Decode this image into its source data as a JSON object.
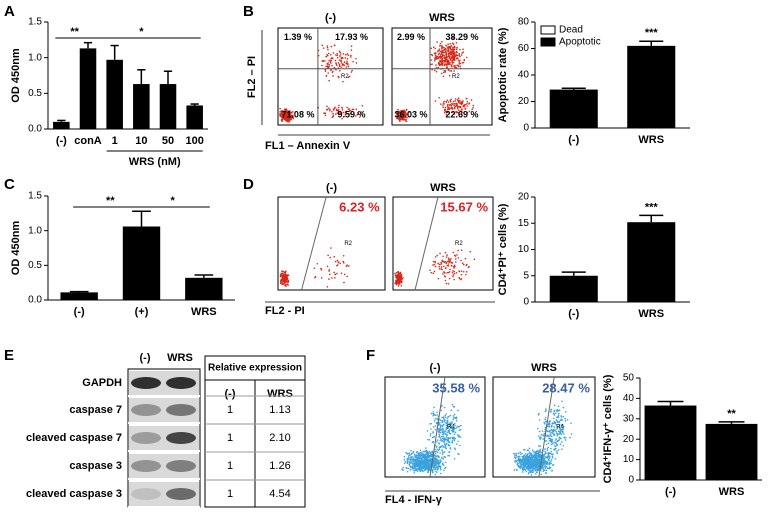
{
  "panels": [
    "A",
    "B",
    "C",
    "D",
    "E",
    "F"
  ],
  "chart_data": [
    {
      "type": "bar",
      "ylabel": "OD 450nm",
      "categories": [
        "(-)",
        "conA",
        "1",
        "10",
        "50",
        "100"
      ],
      "values": [
        0.1,
        1.13,
        0.97,
        0.63,
        0.63,
        0.33
      ],
      "errors": [
        0.02,
        0.08,
        0.2,
        0.2,
        0.18,
        0.02
      ],
      "color": "#000000",
      "ylim": [
        0,
        1.5
      ],
      "yticks": [
        {
          "value": 0,
          "label": "0.0"
        },
        {
          "value": 0.5,
          "label": "0.5"
        },
        {
          "value": 1,
          "label": "1.0"
        },
        {
          "value": 1.5,
          "label": "1.5"
        }
      ],
      "group_label": "WRS (nM)",
      "annotations": [
        "**",
        "*"
      ]
    },
    {
      "type": "bar",
      "ylabel": "Apoptotic rate (%)",
      "categories": [
        "(-)",
        "WRS"
      ],
      "values": [
        29,
        62
      ],
      "errors": [
        1,
        3.5
      ],
      "color": "#000000",
      "ylim": [
        0,
        80
      ],
      "yticks": [
        0,
        20,
        40,
        60,
        80
      ],
      "legend": [
        {
          "name": "Dead",
          "color": "#ffffff"
        },
        {
          "name": "Apoptotic",
          "color": "#000000"
        }
      ],
      "annotations": [
        "***"
      ]
    },
    {
      "type": "bar",
      "ylabel": "OD 450nm",
      "categories": [
        "(-)",
        "(+)",
        "WRS"
      ],
      "values": [
        0.11,
        1.06,
        0.32
      ],
      "errors": [
        0.01,
        0.22,
        0.04
      ],
      "color": "#000000",
      "ylim": [
        0,
        1.5
      ],
      "yticks": [
        {
          "value": 0,
          "label": "0.0"
        },
        {
          "value": 0.5,
          "label": "0.5"
        },
        {
          "value": 1,
          "label": "1.0"
        },
        {
          "value": 1.5,
          "label": "1.5"
        }
      ],
      "annotations": [
        "**",
        "*"
      ]
    },
    {
      "type": "bar",
      "ylabel": "CD4⁺PI⁺ cells (%)",
      "categories": [
        "(-)",
        "WRS"
      ],
      "values": [
        5,
        15.2
      ],
      "errors": [
        0.7,
        1.3
      ],
      "color": "#000000",
      "ylim": [
        0,
        20
      ],
      "yticks": [
        0,
        5,
        10,
        15,
        20
      ],
      "annotations": [
        "***"
      ]
    },
    {
      "type": "bar",
      "ylabel": "CD4⁺IFN-γ⁺ cells (%)",
      "categories": [
        "(-)",
        "WRS"
      ],
      "values": [
        36.5,
        27.5
      ],
      "errors": [
        2,
        1
      ],
      "color": "#000000",
      "ylim": [
        0,
        50
      ],
      "yticks": [
        0,
        10,
        20,
        30,
        40,
        50
      ],
      "annotations": [
        "**"
      ]
    }
  ],
  "flow_B": {
    "ylabel": "FL2 – PI",
    "xlabel": "FL1 – Annexin V",
    "dot_color": "#d42a1a",
    "gate": "R2",
    "plots": [
      {
        "title": "(-)",
        "quadrants": [
          "1.39 %",
          "17.93 %",
          "71.08 %",
          "9.59 %"
        ]
      },
      {
        "title": "WRS",
        "quadrants": [
          "2.99 %",
          "38.29 %",
          "36.03 %",
          "22.69 %"
        ]
      }
    ]
  },
  "flow_D": {
    "xlabel": "FL2 - PI",
    "dot_color": "#d42a1a",
    "label_color": "#e02020",
    "gate": "R2",
    "plots": [
      {
        "title": "(-)",
        "percent": "6.23 %"
      },
      {
        "title": "WRS",
        "percent": "15.67 %"
      }
    ]
  },
  "flow_F": {
    "xlabel": "FL4 - IFN-γ",
    "dot_color": "#3aa2df",
    "label_color": "#3a5f9f",
    "gate": "R4",
    "plots": [
      {
        "title": "(-)",
        "percent": "35.58 %"
      },
      {
        "title": "WRS",
        "percent": "28.47 %"
      }
    ]
  },
  "blot": {
    "columns": [
      "(-)",
      "WRS"
    ],
    "rows": [
      "GAPDH",
      "caspase 7",
      "cleaved caspase 7",
      "caspase 3",
      "cleaved caspase 3"
    ],
    "table": {
      "title": "Relative expression",
      "columns": [
        "(-)",
        "WRS"
      ],
      "rows": [
        [
          "1",
          "1.13"
        ],
        [
          "1",
          "2.10"
        ],
        [
          "1",
          "1.26"
        ],
        [
          "1",
          "4.54"
        ]
      ]
    }
  }
}
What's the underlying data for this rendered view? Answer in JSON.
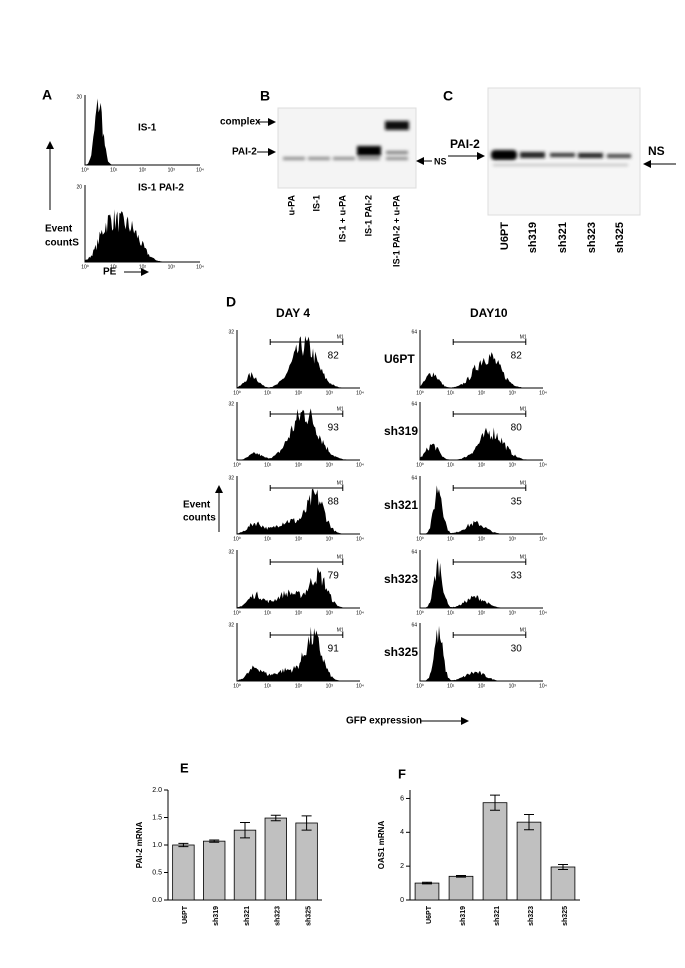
{
  "panels": {
    "A": {
      "label": "A",
      "plots": [
        {
          "title": "IS-1",
          "ymax": "20"
        },
        {
          "title": "IS-1 PAI-2",
          "ymax": "20"
        }
      ],
      "y_label": [
        "Event",
        "countS"
      ],
      "x_label": "PE"
    },
    "B": {
      "label": "B",
      "markers": [
        "complex",
        "PAI-2"
      ],
      "ns": "NS",
      "lanes": [
        "u-PA",
        "IS-1",
        "IS-1 + u-PA",
        "IS-1 PAI-2",
        "IS-1 PAI-2 + u-PA"
      ]
    },
    "C": {
      "label": "C",
      "marker": "PAI-2",
      "ns": "NS",
      "lanes": [
        "U6PT",
        "sh319",
        "sh321",
        "sh323",
        "sh325"
      ]
    },
    "D": {
      "label": "D",
      "columns": [
        "DAY 4",
        "DAY10"
      ],
      "marker_label": "M1",
      "y_label": [
        "Event",
        "counts"
      ],
      "x_label": "GFP expression",
      "rows": [
        {
          "name": "U6PT",
          "left": {
            "value": "82",
            "ymax": "32"
          },
          "right": {
            "value": "82",
            "ymax": "64"
          }
        },
        {
          "name": "sh319",
          "left": {
            "value": "93",
            "ymax": "32"
          },
          "right": {
            "value": "80",
            "ymax": "64"
          }
        },
        {
          "name": "sh321",
          "left": {
            "value": "88",
            "ymax": "32"
          },
          "right": {
            "value": "35",
            "ymax": "64"
          }
        },
        {
          "name": "sh323",
          "left": {
            "value": "79",
            "ymax": "32"
          },
          "right": {
            "value": "33",
            "ymax": "64"
          }
        },
        {
          "name": "sh325",
          "left": {
            "value": "91",
            "ymax": "32"
          },
          "right": {
            "value": "30",
            "ymax": "64"
          }
        }
      ]
    },
    "hist_xticks": [
      "10⁰",
      "10¹",
      "10²",
      "10³",
      "10⁴"
    ]
  },
  "chart_data": [
    {
      "type": "bar",
      "label": "E",
      "y_label": "PAI-2 mRNA",
      "categories": [
        "U6PT",
        "sh319",
        "sh321",
        "sh323",
        "sh325"
      ],
      "values": [
        1.0,
        1.07,
        1.27,
        1.49,
        1.4
      ],
      "errors": [
        0.03,
        0.02,
        0.14,
        0.05,
        0.13
      ],
      "color": "#c0c0c0",
      "ylim": [
        0,
        2.0
      ],
      "yticks": [
        {
          "value": 0,
          "label": "0.0"
        },
        0.5,
        {
          "value": 1,
          "label": "1.0"
        },
        1.5,
        {
          "value": 2,
          "label": "2.0"
        }
      ]
    },
    {
      "type": "bar",
      "label": "F",
      "y_label": "OAS1 mRNA",
      "categories": [
        "U6PT",
        "sh319",
        "sh321",
        "sh323",
        "sh325"
      ],
      "values": [
        1.0,
        1.4,
        5.75,
        4.6,
        1.95
      ],
      "errors": [
        0.05,
        0.05,
        0.45,
        0.45,
        0.15
      ],
      "color": "#c0c0c0",
      "ylim": [
        0,
        6.5
      ],
      "yticks": [
        0,
        2,
        4,
        6
      ]
    }
  ]
}
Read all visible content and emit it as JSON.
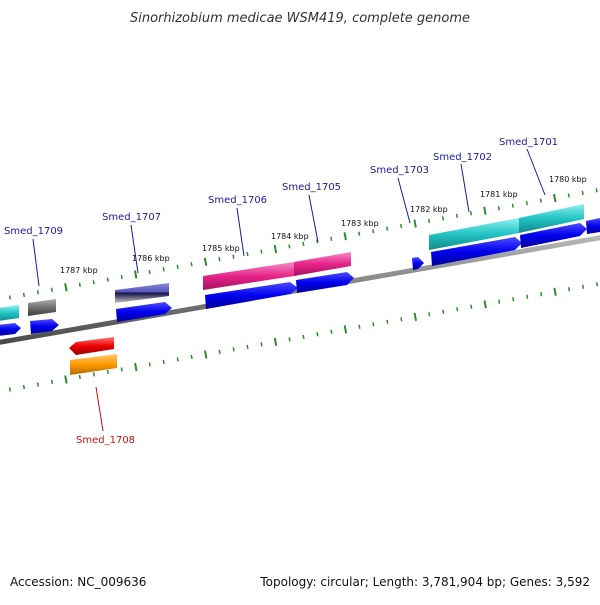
{
  "title": "Sinorhizobium medicae WSM419, complete genome",
  "accession": "Accession: NC_009636",
  "summary": "Topology: circular; Length: 3,781,904 bp; Genes: 3,592",
  "colors": {
    "backbone": "#7f7f7f",
    "tick": "#2e8b2e",
    "label_default": "#1a1aa0",
    "label_highlight": "#cc1111",
    "leader": "#1a1aa0",
    "leader_highlight": "#cc1111",
    "strand_forward": "#0000ee",
    "cyan": "#22c4c4",
    "magenta": "#e8248a",
    "gray": "#707070",
    "slate": "#5555bb",
    "red": "#ee0000",
    "orange": "#ff9900"
  },
  "gene_labels": [
    {
      "name": "Smed_1709",
      "highlight": false
    },
    {
      "name": "Smed_1707",
      "highlight": false
    },
    {
      "name": "Smed_1706",
      "highlight": false
    },
    {
      "name": "Smed_1705",
      "highlight": false
    },
    {
      "name": "Smed_1703",
      "highlight": false
    },
    {
      "name": "Smed_1702",
      "highlight": false
    },
    {
      "name": "Smed_1701",
      "highlight": false
    },
    {
      "name": "Smed_1708",
      "highlight": true
    }
  ],
  "kbp_labels": [
    "1787 kbp",
    "1786 kbp",
    "1785 kbp",
    "1784 kbp",
    "1783 kbp",
    "1782 kbp",
    "1781 kbp",
    "1780 kbp"
  ]
}
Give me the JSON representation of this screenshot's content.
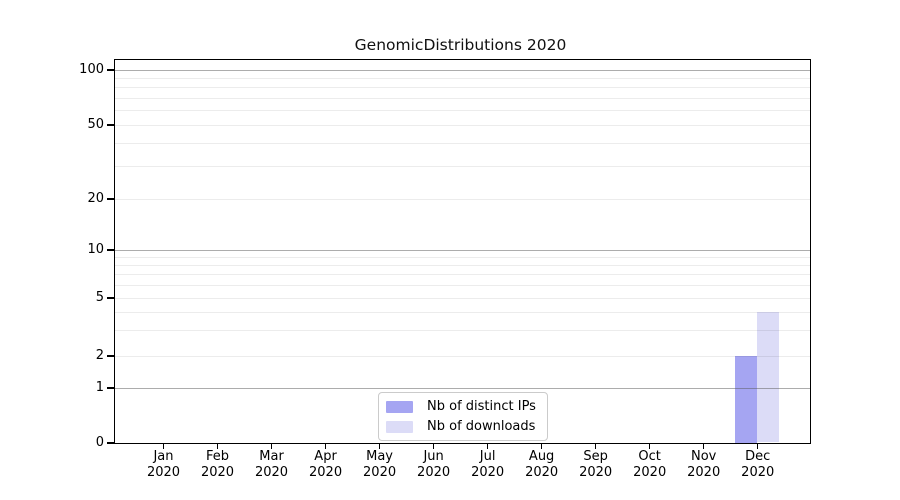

= = = = =

Work required: Copy here each line of the preceding records with "cleaved" in it.

Problem solution:
      "cleaved caspase 7",
      "cleaved caspase 3"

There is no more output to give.